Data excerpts
= = =

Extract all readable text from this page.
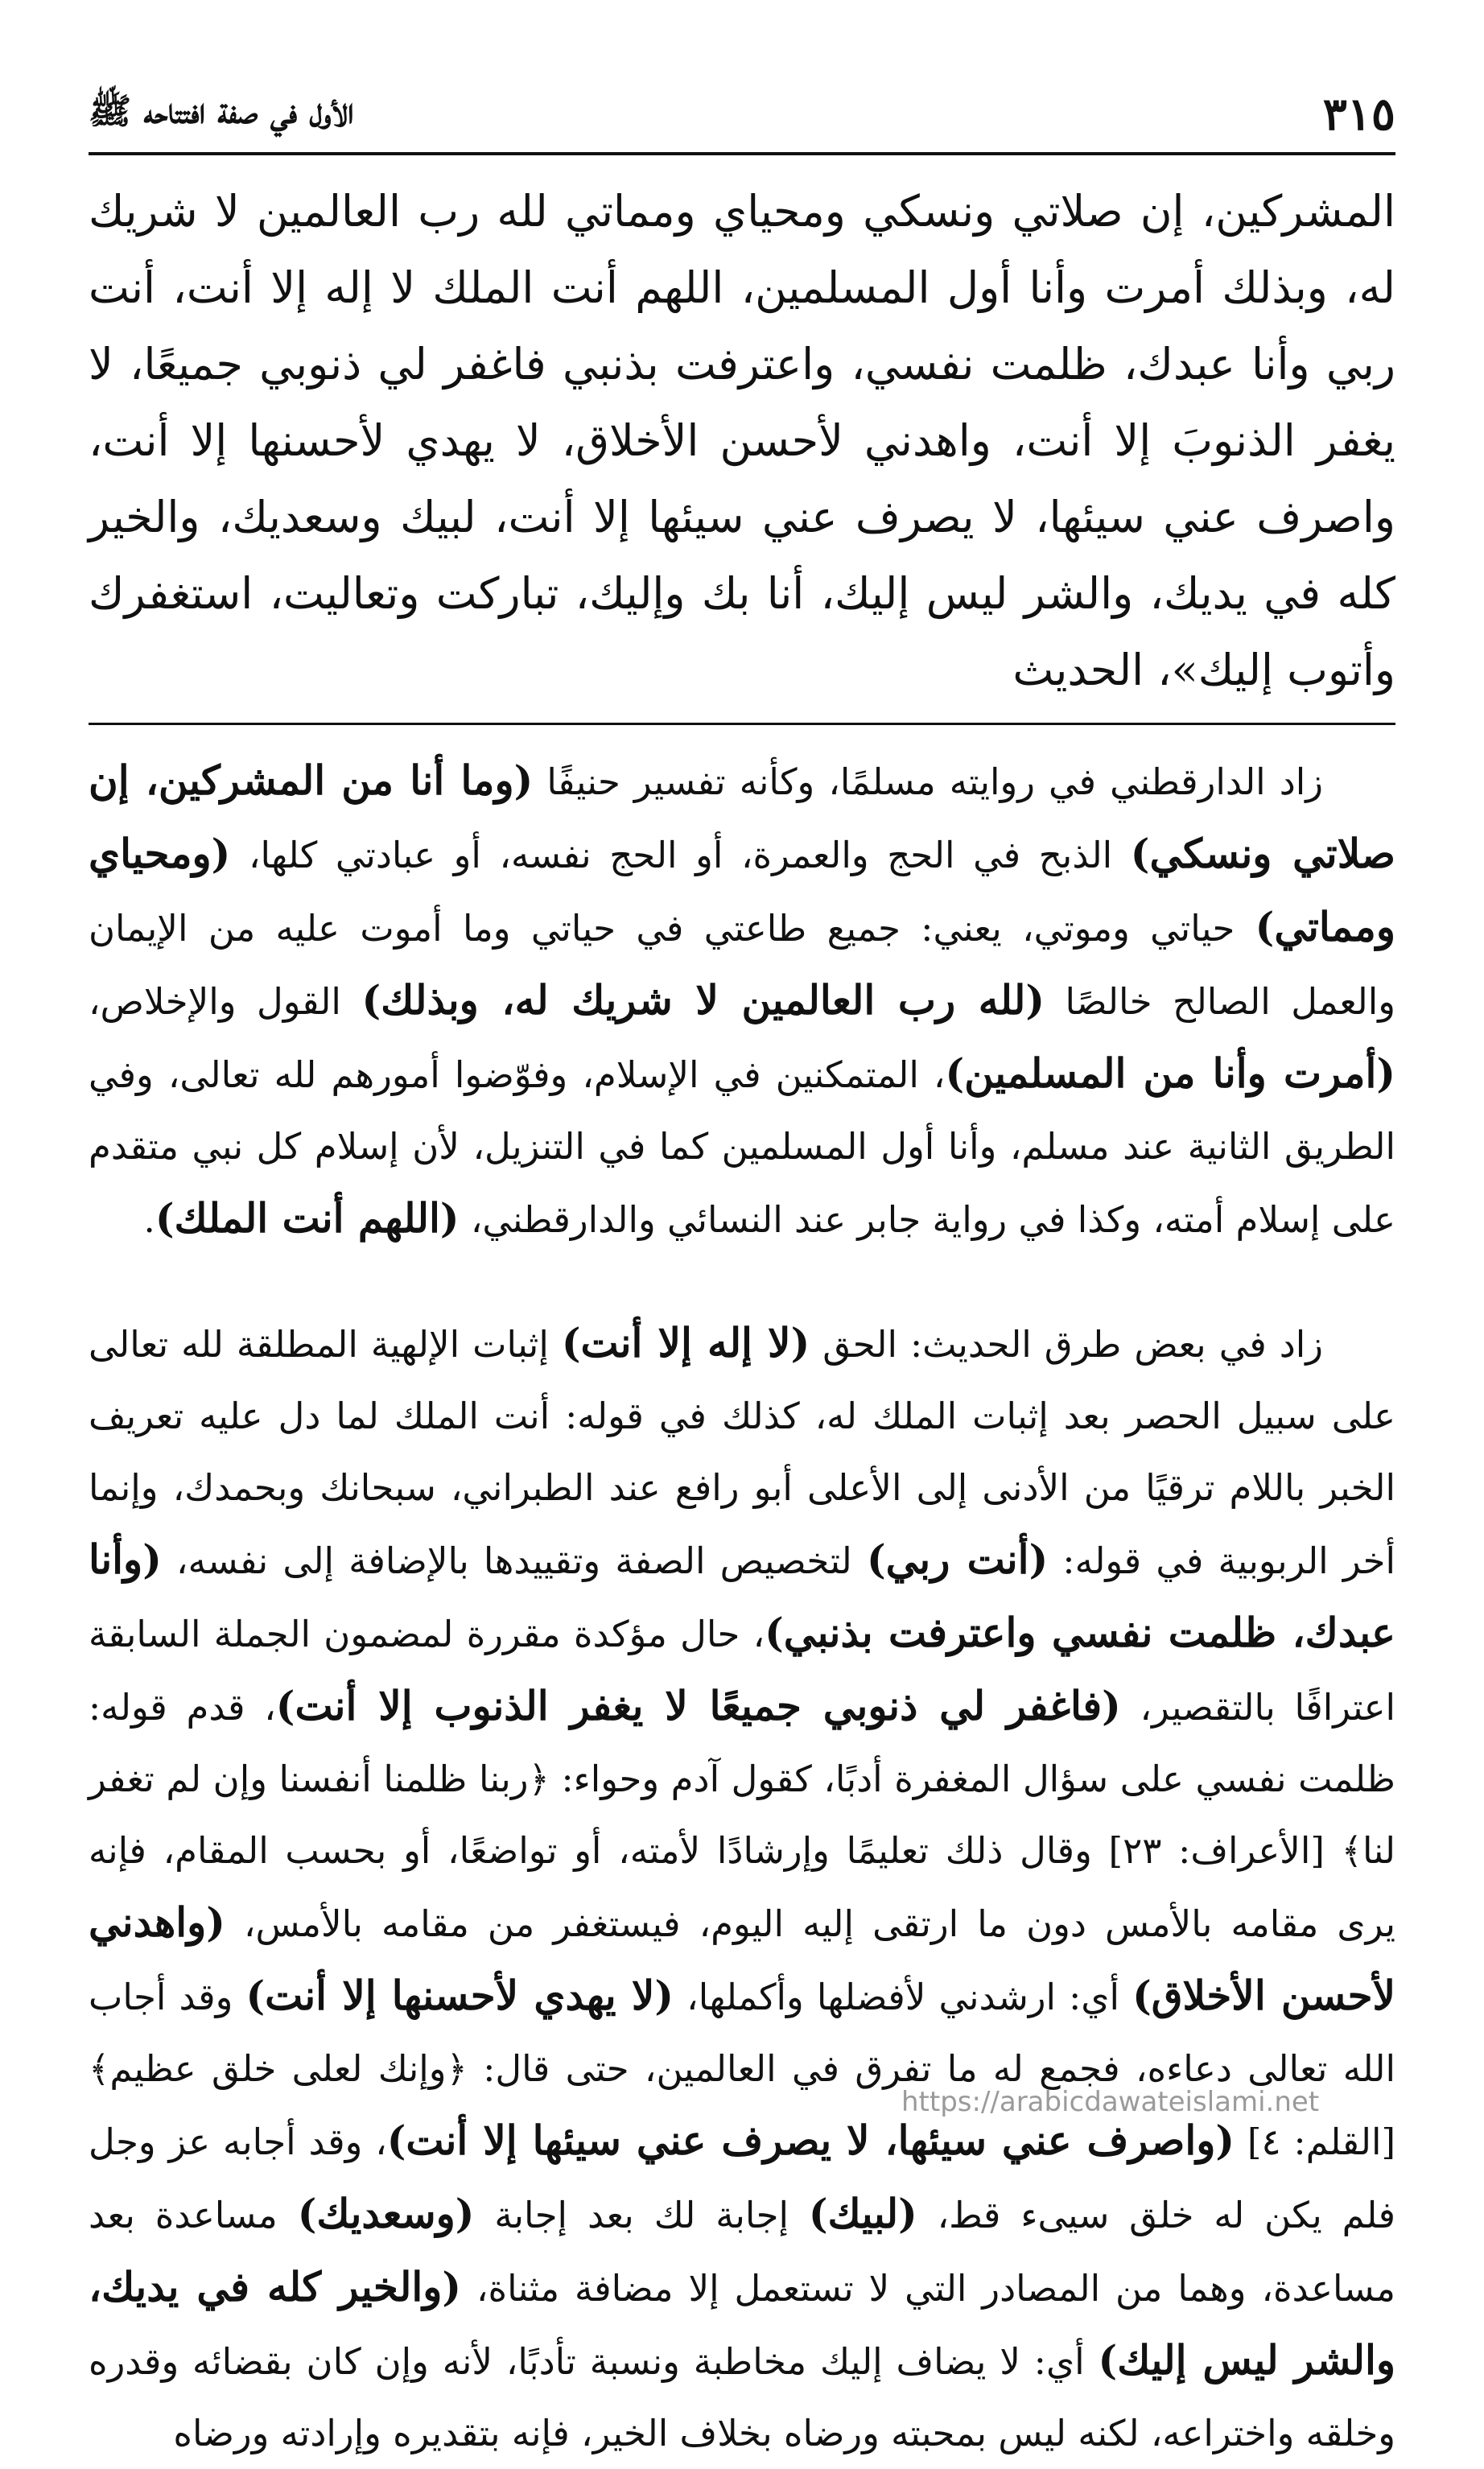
٣١٥
الأول في صفة افتتاحه ﷺ
المشركين، إن صلاتي ونسكي ومحياي ومماتي لله رب العالمين لا شريك له، وبذلك أمرت وأنا أول المسلمين، اللهم أنت الملك لا إله إلا أنت، أنت ربي وأنا عبدك، ظلمت نفسي، واعترفت بذنبي فاغفر لي ذنوبي جميعًا، لا يغفر الذنوبَ إلا أنت، واهدني لأحسن الأخلاق، لا يهدي لأحسنها إلا أنت، واصرف عني سيئها، لا يصرف عني سيئها إلا أنت، لبيك وسعديك، والخير كله في يديك، والشر ليس إليك، أنا بك وإليك، تباركت وتعاليت، استغفرك وأتوب إليك»، الحديث

زاد الدارقطني في روايته مسلمًا، وكأنه تفسير حنيفًا (وما أنا من المشركين، إن صلاتي ونسكي) الذبح في الحج والعمرة، أو الحج نفسه، أو عبادتي كلها، (ومحياي ومماتي) حياتي وموتي، يعني: جميع طاعتي في حياتي وما أموت عليه من الإيمان والعمل الصالح خالصًا (لله رب العالمين لا شريك له، وبذلك) القول والإخلاص، (أمرت وأنا من المسلمين)، المتمكنين في الإسلام، وفوّضوا أمورهم لله تعالى، وفي الطريق الثانية عند مسلم، وأنا أول المسلمين كما في التنزيل، لأن إسلام كل نبي متقدم على إسلام أمته، وكذا في رواية جابر عند النسائي والدارقطني، (اللهم أنت الملك).

زاد في بعض طرق الحديث: الحق (لا إله إلا أنت) إثبات الإلهية المطلقة لله تعالى على سبيل الحصر بعد إثبات الملك له، كذلك في قوله: أنت الملك لما دل عليه تعريف الخبر باللام ترقيًا من الأدنى إلى الأعلى أبو رافع عند الطبراني، سبحانك وبحمدك، وإنما أخر الربوبية في قوله: (أنت ربي) لتخصيص الصفة وتقييدها بالإضافة إلى نفسه، (وأنا عبدك، ظلمت نفسي واعترفت بذنبي)، حال مؤكدة مقررة لمضمون الجملة السابقة اعترافًا بالتقصير، (فاغفر لي ذنوبي جميعًا لا يغفر الذنوب إلا أنت)، قدم قوله: ظلمت نفسي على سؤال المغفرة أدبًا، كقول آدم وحواء: ﴿ربنا ظلمنا أنفسنا وإن لم تغفر لنا﴾ [الأعراف: ٢٣] وقال ذلك تعليمًا وإرشادًا لأمته، أو تواضعًا، أو بحسب المقام، فإنه يرى مقامه بالأمس دون ما ارتقى إليه اليوم، فيستغفر من مقامه بالأمس، (واهدني لأحسن الأخلاق) أي: ارشدني لأفضلها وأكملها، (لا يهدي لأحسنها إلا أنت) وقد أجاب الله تعالى دعاءه، فجمع له ما تفرق في العالمين، حتى قال: ﴿وإنك لعلى خلق عظيم﴾ [القلم: ٤] (واصرف عني سيئها، لا يصرف عني سيئها إلا أنت)، وقد أجابه عز وجل فلم يكن له خلق سيىء قط، (لبيك) إجابة لك بعد إجابة (وسعديك) مساعدة بعد مساعدة، وهما من المصادر التي لا تستعمل إلا مضافة مثناة، (والخير كله في يديك، والشر ليس إليك) أي: لا يضاف إليك مخاطبة ونسبة تأدبًا، لأنه وإن كان بقضائه وقدره وخلقه واختراعه، لكنه ليس بمحبته ورضاه بخلاف الخير، فإنه بتقديره وإرادته ورضاه

https://arabicdawateislami.net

= = =

**Written exercise**
The material above must be printed exactly, with its pictures left out.

**Written answer**
Extract all readable text from this page.
٣١٥
الأول في صفة افتتاحه ﷺ
المشركين، إن صلاتي ونسكي ومحياي ومماتي لله رب العالمين لا شريك له، وبذلك أمرت وأنا أول المسلمين، اللهم أنت الملك لا إله إلا أنت، أنت ربي وأنا عبدك، ظلمت نفسي، واعترفت بذنبي فاغفر لي ذنوبي جميعًا، لا يغفر الذنوبَ إلا أنت، واهدني لأحسن الأخلاق، لا يهدي لأحسنها إلا أنت، واصرف عني سيئها، لا يصرف عني سيئها إلا أنت، لبيك وسعديك، والخير كله في يديك، والشر ليس إليك، أنا بك وإليك، تباركت وتعاليت، استغفرك وأتوب إليك»، الحديث

زاد الدارقطني في روايته مسلمًا، وكأنه تفسير حنيفًا (وما أنا من المشركين، إن صلاتي ونسكي) الذبح في الحج والعمرة، أو الحج نفسه، أو عبادتي كلها، (ومحياي ومماتي) حياتي وموتي، يعني: جميع طاعتي في حياتي وما أموت عليه من الإيمان والعمل الصالح خالصًا (لله رب العالمين لا شريك له، وبذلك) القول والإخلاص، (أمرت وأنا من المسلمين)، المتمكنين في الإسلام، وفوّضوا أمورهم لله تعالى، وفي الطريق الثانية عند مسلم، وأنا أول المسلمين كما في التنزيل، لأن إسلام كل نبي متقدم على إسلام أمته، وكذا في رواية جابر عند النسائي والدارقطني، (اللهم أنت الملك).

زاد في بعض طرق الحديث: الحق (لا إله إلا أنت) إثبات الإلهية المطلقة لله تعالى على سبيل الحصر بعد إثبات الملك له، كذلك في قوله: أنت الملك لما دل عليه تعريف الخبر باللام ترقيًا من الأدنى إلى الأعلى أبو رافع عند الطبراني، سبحانك وبحمدك، وإنما أخر الربوبية في قوله: (أنت ربي) لتخصيص الصفة وتقييدها بالإضافة إلى نفسه، (وأنا عبدك، ظلمت نفسي واعترفت بذنبي)، حال مؤكدة مقررة لمضمون الجملة السابقة اعترافًا بالتقصير، (فاغفر لي ذنوبي جميعًا لا يغفر الذنوب إلا أنت)، قدم قوله: ظلمت نفسي على سؤال المغفرة أدبًا، كقول آدم وحواء: ﴿ربنا ظلمنا أنفسنا وإن لم تغفر لنا﴾ [الأعراف: ٢٣] وقال ذلك تعليمًا وإرشادًا لأمته، أو تواضعًا، أو بحسب المقام، فإنه يرى مقامه بالأمس دون ما ارتقى إليه اليوم، فيستغفر من مقامه بالأمس، (واهدني لأحسن الأخلاق) أي: ارشدني لأفضلها وأكملها، (لا يهدي لأحسنها إلا أنت) وقد أجاب الله تعالى دعاءه، فجمع له ما تفرق في العالمين، حتى قال: ﴿وإنك لعلى خلق عظيم﴾ [القلم: ٤] (واصرف عني سيئها، لا يصرف عني سيئها إلا أنت)، وقد أجابه عز وجل فلم يكن له خلق سيىء قط، (لبيك) إجابة لك بعد إجابة (وسعديك) مساعدة بعد مساعدة، وهما من المصادر التي لا تستعمل إلا مضافة مثناة، (والخير كله في يديك، والشر ليس إليك) أي: لا يضاف إليك مخاطبة ونسبة تأدبًا، لأنه وإن كان بقضائه وقدره وخلقه واختراعه، لكنه ليس بمحبته ورضاه بخلاف الخير، فإنه بتقديره وإرادته ورضاه

https://arabicdawateislami.net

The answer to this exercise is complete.